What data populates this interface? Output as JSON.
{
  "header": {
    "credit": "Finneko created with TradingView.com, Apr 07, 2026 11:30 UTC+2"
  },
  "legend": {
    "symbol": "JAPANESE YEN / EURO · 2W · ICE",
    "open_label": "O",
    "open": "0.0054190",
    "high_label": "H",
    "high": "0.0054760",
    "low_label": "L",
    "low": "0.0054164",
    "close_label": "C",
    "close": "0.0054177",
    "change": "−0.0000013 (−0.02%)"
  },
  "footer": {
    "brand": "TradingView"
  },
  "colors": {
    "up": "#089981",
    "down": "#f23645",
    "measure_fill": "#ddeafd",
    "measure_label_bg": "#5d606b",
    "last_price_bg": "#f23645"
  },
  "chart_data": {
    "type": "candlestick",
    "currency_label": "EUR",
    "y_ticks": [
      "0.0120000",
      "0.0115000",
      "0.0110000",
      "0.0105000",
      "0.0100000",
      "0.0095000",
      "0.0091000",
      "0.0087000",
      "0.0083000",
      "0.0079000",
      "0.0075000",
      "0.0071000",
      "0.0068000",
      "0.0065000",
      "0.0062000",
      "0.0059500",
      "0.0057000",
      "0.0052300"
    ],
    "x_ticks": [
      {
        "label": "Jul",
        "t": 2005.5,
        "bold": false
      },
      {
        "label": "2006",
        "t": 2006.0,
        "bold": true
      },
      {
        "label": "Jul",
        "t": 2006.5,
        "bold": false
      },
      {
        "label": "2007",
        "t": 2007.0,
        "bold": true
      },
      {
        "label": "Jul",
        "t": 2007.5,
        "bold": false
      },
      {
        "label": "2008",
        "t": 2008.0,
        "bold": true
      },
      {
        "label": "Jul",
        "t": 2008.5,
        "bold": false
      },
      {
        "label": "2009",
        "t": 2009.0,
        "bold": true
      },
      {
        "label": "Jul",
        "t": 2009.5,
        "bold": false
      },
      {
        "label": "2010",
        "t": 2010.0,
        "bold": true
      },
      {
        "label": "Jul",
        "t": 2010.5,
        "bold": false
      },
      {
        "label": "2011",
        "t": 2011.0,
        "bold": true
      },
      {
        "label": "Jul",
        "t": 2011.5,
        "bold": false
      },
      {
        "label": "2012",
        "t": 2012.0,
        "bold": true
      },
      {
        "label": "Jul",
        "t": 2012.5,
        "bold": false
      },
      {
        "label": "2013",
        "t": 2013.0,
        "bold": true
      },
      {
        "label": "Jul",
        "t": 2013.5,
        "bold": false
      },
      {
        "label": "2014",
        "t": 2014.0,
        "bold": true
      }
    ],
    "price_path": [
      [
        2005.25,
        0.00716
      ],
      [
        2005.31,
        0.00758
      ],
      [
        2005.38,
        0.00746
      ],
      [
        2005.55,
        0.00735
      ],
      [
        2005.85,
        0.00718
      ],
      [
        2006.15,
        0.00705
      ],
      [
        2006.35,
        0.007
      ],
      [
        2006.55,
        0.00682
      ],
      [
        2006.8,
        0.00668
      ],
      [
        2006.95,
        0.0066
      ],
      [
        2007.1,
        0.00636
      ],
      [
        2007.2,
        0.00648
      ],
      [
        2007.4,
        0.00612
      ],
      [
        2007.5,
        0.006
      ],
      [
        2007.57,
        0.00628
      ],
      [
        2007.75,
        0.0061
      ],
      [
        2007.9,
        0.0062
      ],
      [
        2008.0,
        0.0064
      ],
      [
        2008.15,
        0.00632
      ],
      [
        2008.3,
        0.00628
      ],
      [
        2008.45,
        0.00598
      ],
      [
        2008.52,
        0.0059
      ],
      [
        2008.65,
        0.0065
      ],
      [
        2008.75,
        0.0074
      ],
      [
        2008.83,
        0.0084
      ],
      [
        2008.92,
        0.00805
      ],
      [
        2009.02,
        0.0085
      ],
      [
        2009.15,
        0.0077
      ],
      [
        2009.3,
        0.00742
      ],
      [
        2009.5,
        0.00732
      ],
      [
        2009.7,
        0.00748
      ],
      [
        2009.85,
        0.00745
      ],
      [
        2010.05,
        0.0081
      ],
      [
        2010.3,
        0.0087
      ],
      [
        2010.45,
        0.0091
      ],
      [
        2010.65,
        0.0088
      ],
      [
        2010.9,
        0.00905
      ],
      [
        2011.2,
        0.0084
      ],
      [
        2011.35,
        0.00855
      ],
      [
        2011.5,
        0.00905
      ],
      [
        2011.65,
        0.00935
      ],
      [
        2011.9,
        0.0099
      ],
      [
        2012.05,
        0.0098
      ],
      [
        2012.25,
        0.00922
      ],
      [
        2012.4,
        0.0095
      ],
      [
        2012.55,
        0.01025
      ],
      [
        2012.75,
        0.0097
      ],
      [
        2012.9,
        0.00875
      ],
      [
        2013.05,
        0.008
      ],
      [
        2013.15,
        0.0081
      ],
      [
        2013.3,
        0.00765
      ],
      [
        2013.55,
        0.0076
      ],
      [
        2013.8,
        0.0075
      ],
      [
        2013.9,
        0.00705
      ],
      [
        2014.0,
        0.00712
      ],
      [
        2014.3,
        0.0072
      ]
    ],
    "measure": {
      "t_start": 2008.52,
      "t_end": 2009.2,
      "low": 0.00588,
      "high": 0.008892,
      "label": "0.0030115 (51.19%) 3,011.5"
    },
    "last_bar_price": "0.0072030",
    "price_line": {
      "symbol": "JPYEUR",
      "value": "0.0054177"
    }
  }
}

• **What to work on**: Copy out the whole listing exactly.

• **The output**:
What data populates this interface? Output as JSON.
{
  "header": {
    "credit": "Finneko created with TradingView.com, Apr 07, 2026 11:30 UTC+2"
  },
  "legend": {
    "symbol": "JAPANESE YEN / EURO · 2W · ICE",
    "open_label": "O",
    "open": "0.0054190",
    "high_label": "H",
    "high": "0.0054760",
    "low_label": "L",
    "low": "0.0054164",
    "close_label": "C",
    "close": "0.0054177",
    "change": "−0.0000013 (−0.02%)"
  },
  "footer": {
    "brand": "TradingView"
  },
  "colors": {
    "up": "#089981",
    "down": "#f23645",
    "measure_fill": "#ddeafd",
    "measure_label_bg": "#5d606b",
    "last_price_bg": "#f23645"
  },
  "chart_data": {
    "type": "candlestick",
    "currency_label": "EUR",
    "y_ticks": [
      "0.0120000",
      "0.0115000",
      "0.0110000",
      "0.0105000",
      "0.0100000",
      "0.0095000",
      "0.0091000",
      "0.0087000",
      "0.0083000",
      "0.0079000",
      "0.0075000",
      "0.0071000",
      "0.0068000",
      "0.0065000",
      "0.0062000",
      "0.0059500",
      "0.0057000",
      "0.0052300"
    ],
    "x_ticks": [
      {
        "label": "Jul",
        "t": 2005.5,
        "bold": false
      },
      {
        "label": "2006",
        "t": 2006.0,
        "bold": true
      },
      {
        "label": "Jul",
        "t": 2006.5,
        "bold": false
      },
      {
        "label": "2007",
        "t": 2007.0,
        "bold": true
      },
      {
        "label": "Jul",
        "t": 2007.5,
        "bold": false
      },
      {
        "label": "2008",
        "t": 2008.0,
        "bold": true
      },
      {
        "label": "Jul",
        "t": 2008.5,
        "bold": false
      },
      {
        "label": "2009",
        "t": 2009.0,
        "bold": true
      },
      {
        "label": "Jul",
        "t": 2009.5,
        "bold": false
      },
      {
        "label": "2010",
        "t": 2010.0,
        "bold": true
      },
      {
        "label": "Jul",
        "t": 2010.5,
        "bold": false
      },
      {
        "label": "2011",
        "t": 2011.0,
        "bold": true
      },
      {
        "label": "Jul",
        "t": 2011.5,
        "bold": false
      },
      {
        "label": "2012",
        "t": 2012.0,
        "bold": true
      },
      {
        "label": "Jul",
        "t": 2012.5,
        "bold": false
      },
      {
        "label": "2013",
        "t": 2013.0,
        "bold": true
      },
      {
        "label": "Jul",
        "t": 2013.5,
        "bold": false
      },
      {
        "label": "2014",
        "t": 2014.0,
        "bold": true
      }
    ],
    "price_path": [
      [
        2005.25,
        0.00716
      ],
      [
        2005.31,
        0.00758
      ],
      [
        2005.38,
        0.00746
      ],
      [
        2005.55,
        0.00735
      ],
      [
        2005.85,
        0.00718
      ],
      [
        2006.15,
        0.00705
      ],
      [
        2006.35,
        0.007
      ],
      [
        2006.55,
        0.00682
      ],
      [
        2006.8,
        0.00668
      ],
      [
        2006.95,
        0.0066
      ],
      [
        2007.1,
        0.00636
      ],
      [
        2007.2,
        0.00648
      ],
      [
        2007.4,
        0.00612
      ],
      [
        2007.5,
        0.006
      ],
      [
        2007.57,
        0.00628
      ],
      [
        2007.75,
        0.0061
      ],
      [
        2007.9,
        0.0062
      ],
      [
        2008.0,
        0.0064
      ],
      [
        2008.15,
        0.00632
      ],
      [
        2008.3,
        0.00628
      ],
      [
        2008.45,
        0.00598
      ],
      [
        2008.52,
        0.0059
      ],
      [
        2008.65,
        0.0065
      ],
      [
        2008.75,
        0.0074
      ],
      [
        2008.83,
        0.0084
      ],
      [
        2008.92,
        0.00805
      ],
      [
        2009.02,
        0.0085
      ],
      [
        2009.15,
        0.0077
      ],
      [
        2009.3,
        0.00742
      ],
      [
        2009.5,
        0.00732
      ],
      [
        2009.7,
        0.00748
      ],
      [
        2009.85,
        0.00745
      ],
      [
        2010.05,
        0.0081
      ],
      [
        2010.3,
        0.0087
      ],
      [
        2010.45,
        0.0091
      ],
      [
        2010.65,
        0.0088
      ],
      [
        2010.9,
        0.00905
      ],
      [
        2011.2,
        0.0084
      ],
      [
        2011.35,
        0.00855
      ],
      [
        2011.5,
        0.00905
      ],
      [
        2011.65,
        0.00935
      ],
      [
        2011.9,
        0.0099
      ],
      [
        2012.05,
        0.0098
      ],
      [
        2012.25,
        0.00922
      ],
      [
        2012.4,
        0.0095
      ],
      [
        2012.55,
        0.01025
      ],
      [
        2012.75,
        0.0097
      ],
      [
        2012.9,
        0.00875
      ],
      [
        2013.05,
        0.008
      ],
      [
        2013.15,
        0.0081
      ],
      [
        2013.3,
        0.00765
      ],
      [
        2013.55,
        0.0076
      ],
      [
        2013.8,
        0.0075
      ],
      [
        2013.9,
        0.00705
      ],
      [
        2014.0,
        0.00712
      ],
      [
        2014.3,
        0.0072
      ]
    ],
    "measure": {
      "t_start": 2008.52,
      "t_end": 2009.2,
      "low": 0.00588,
      "high": 0.008892,
      "label": "0.0030115 (51.19%) 3,011.5"
    },
    "last_bar_price": "0.0072030",
    "price_line": {
      "symbol": "JPYEUR",
      "value": "0.0054177"
    }
  }
}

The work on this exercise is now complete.